→ SUPPLIED RECORDS:
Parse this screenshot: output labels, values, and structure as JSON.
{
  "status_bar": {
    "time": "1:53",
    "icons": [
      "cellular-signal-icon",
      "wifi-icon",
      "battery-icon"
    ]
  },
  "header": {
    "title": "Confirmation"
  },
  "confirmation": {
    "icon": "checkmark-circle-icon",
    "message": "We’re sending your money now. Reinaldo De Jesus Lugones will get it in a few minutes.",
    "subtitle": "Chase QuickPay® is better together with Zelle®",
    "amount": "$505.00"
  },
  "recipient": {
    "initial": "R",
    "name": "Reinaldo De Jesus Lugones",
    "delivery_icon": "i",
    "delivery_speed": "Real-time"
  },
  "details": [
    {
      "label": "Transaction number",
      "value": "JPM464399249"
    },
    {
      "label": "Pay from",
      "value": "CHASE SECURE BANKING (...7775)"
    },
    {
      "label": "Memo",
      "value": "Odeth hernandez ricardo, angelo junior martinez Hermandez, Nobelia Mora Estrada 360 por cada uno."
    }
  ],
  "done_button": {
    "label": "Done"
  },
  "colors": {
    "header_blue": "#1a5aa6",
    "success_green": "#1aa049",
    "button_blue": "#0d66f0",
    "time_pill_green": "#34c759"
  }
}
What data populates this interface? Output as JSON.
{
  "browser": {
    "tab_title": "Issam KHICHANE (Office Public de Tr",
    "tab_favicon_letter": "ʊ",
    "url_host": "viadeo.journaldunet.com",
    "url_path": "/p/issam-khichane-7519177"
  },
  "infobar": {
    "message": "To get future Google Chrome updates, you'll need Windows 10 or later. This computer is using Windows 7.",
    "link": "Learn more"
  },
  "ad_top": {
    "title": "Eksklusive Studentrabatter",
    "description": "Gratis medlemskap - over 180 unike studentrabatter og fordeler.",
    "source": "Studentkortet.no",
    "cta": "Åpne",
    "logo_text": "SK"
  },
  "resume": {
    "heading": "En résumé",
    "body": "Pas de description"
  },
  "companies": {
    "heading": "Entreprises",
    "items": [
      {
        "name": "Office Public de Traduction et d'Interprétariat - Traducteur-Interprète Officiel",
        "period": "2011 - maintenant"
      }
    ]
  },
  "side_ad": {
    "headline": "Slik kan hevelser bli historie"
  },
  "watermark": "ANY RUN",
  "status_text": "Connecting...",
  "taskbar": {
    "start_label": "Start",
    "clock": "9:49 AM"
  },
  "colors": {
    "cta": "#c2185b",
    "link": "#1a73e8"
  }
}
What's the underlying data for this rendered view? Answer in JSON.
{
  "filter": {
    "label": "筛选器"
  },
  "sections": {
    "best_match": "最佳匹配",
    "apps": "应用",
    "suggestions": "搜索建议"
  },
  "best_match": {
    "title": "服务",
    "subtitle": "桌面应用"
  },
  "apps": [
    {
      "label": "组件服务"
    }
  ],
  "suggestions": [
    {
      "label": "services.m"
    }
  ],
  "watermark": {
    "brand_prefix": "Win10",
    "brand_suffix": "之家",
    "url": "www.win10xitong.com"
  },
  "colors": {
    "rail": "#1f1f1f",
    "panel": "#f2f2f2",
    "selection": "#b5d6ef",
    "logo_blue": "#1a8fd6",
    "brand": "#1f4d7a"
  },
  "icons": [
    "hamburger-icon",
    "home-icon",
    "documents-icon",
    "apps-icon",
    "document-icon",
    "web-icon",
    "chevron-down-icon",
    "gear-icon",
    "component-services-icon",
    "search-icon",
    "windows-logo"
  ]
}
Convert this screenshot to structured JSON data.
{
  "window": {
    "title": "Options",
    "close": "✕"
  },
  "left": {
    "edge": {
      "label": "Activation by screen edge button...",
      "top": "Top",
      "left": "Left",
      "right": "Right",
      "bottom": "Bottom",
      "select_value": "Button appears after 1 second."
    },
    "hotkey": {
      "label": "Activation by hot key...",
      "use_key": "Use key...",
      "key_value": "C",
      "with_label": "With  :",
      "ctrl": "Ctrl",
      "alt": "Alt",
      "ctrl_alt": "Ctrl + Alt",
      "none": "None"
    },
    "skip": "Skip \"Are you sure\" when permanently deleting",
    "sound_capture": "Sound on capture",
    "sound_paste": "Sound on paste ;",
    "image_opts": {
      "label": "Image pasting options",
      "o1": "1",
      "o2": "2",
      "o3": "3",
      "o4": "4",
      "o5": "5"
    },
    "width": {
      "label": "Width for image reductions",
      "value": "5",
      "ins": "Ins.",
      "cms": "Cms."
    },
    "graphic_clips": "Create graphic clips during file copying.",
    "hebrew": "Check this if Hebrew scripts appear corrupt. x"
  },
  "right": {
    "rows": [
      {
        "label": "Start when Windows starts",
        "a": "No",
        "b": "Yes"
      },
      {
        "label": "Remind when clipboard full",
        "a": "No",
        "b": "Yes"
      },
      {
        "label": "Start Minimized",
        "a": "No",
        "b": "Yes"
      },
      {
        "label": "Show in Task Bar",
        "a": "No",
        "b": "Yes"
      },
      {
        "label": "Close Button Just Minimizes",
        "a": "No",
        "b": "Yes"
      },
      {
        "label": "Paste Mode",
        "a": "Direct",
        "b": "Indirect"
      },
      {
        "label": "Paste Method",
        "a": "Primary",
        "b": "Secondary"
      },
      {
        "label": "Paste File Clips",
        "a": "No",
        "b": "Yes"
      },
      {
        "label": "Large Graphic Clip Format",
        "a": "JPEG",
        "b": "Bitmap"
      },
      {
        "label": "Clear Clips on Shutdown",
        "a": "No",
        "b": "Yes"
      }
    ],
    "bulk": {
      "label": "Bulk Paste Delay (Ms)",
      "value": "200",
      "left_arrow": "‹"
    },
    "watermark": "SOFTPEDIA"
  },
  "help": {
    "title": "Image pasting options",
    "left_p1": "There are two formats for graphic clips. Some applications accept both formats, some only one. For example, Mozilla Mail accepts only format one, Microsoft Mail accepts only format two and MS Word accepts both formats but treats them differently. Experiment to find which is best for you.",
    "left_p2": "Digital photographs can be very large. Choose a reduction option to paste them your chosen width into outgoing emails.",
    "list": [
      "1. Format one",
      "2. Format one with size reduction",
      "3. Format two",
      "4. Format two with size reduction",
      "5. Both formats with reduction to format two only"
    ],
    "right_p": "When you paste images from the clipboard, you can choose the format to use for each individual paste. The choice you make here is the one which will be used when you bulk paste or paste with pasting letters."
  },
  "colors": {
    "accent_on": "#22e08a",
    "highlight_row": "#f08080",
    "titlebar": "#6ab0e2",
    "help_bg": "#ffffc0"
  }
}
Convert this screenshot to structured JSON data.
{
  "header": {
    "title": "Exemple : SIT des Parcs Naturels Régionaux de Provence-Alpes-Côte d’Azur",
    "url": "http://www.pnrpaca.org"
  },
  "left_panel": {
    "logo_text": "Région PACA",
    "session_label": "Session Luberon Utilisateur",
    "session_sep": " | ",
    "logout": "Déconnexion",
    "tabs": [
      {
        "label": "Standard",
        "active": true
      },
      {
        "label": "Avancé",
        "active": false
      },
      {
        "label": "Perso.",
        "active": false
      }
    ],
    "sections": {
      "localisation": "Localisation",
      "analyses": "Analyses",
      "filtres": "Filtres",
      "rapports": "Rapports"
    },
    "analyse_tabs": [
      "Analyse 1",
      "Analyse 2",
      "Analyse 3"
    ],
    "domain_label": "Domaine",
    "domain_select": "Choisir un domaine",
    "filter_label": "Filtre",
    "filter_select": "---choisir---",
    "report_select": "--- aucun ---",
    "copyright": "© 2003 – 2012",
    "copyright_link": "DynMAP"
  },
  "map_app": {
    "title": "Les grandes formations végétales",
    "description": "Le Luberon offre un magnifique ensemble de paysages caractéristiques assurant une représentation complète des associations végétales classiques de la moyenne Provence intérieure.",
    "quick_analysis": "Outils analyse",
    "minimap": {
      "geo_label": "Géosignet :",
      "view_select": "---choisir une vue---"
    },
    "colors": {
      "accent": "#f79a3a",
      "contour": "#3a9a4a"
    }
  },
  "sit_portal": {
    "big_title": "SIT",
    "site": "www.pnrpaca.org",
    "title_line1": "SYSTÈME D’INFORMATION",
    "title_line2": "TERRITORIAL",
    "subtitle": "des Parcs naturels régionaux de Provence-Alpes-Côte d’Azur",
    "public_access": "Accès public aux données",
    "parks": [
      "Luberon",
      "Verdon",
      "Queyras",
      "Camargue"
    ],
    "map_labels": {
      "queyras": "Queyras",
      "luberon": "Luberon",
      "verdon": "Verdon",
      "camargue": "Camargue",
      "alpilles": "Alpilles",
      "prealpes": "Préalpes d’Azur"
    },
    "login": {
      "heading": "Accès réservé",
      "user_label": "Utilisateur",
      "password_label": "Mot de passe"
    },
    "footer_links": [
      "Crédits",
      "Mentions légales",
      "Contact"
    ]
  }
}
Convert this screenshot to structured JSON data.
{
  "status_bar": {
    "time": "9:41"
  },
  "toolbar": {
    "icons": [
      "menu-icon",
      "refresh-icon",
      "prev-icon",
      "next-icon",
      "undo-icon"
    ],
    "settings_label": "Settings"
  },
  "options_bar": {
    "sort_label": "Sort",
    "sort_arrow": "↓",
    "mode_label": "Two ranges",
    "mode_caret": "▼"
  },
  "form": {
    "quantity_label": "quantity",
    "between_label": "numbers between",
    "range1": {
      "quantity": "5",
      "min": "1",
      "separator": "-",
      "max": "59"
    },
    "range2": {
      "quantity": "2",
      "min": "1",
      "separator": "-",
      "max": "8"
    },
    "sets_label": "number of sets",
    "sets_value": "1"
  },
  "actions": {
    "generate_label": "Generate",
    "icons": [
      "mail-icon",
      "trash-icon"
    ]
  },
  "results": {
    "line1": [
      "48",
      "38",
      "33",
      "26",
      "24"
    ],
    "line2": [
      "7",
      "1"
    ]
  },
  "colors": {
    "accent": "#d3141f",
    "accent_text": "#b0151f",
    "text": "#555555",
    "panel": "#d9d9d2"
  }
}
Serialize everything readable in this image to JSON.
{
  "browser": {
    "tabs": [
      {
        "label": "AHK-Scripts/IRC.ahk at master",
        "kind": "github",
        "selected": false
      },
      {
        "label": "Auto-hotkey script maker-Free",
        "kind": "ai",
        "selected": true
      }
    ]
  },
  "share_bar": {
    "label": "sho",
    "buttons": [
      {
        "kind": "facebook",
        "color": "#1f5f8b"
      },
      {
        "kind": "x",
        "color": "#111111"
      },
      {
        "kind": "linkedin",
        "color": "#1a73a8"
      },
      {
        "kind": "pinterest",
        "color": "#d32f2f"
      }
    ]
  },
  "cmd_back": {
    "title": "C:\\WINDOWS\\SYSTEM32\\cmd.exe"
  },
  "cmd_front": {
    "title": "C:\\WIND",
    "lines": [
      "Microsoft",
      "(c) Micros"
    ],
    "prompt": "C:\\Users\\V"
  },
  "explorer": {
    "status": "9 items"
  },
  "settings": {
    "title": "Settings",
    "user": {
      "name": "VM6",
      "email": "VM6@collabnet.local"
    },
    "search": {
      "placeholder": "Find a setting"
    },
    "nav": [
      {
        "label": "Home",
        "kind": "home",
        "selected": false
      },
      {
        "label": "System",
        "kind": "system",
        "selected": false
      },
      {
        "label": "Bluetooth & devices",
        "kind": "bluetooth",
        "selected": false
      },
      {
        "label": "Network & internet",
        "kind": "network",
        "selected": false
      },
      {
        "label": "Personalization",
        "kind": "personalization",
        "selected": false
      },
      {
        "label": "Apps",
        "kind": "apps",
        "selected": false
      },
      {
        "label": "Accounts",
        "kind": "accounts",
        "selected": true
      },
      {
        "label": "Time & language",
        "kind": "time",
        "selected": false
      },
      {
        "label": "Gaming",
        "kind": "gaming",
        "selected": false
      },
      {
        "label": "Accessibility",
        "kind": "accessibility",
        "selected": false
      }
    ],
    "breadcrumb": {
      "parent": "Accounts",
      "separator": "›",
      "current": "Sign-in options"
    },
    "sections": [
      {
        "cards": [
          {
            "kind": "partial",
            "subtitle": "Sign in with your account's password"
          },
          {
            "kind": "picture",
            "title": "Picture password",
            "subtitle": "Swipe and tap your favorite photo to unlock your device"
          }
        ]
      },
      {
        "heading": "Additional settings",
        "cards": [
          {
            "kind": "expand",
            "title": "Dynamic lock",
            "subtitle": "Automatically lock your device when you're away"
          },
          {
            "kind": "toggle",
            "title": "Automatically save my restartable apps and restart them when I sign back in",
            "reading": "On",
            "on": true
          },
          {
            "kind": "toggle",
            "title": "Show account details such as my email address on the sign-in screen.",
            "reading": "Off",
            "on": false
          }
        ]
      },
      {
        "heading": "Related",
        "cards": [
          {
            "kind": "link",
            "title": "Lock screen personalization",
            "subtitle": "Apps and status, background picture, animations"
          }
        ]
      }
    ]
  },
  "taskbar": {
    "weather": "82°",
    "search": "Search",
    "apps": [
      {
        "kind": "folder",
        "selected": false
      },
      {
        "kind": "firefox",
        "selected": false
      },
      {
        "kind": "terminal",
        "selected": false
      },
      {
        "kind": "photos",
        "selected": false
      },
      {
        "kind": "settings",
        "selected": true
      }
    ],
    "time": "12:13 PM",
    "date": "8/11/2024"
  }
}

→ WHAT THE EXERCISE ASKS: Pick out every line above that holds the word "will" and copy it.

→ PROBLEM SOLUTION:
    "message": "We’re sending your money now. Reinaldo De Jesus Lugones will get it in a few minutes.",
    "right_p": "When you paste images from the clipboard, you can choose the format to use for each individual paste. The choice you make here is the one which will be used when you bulk paste or paste with pasting letters."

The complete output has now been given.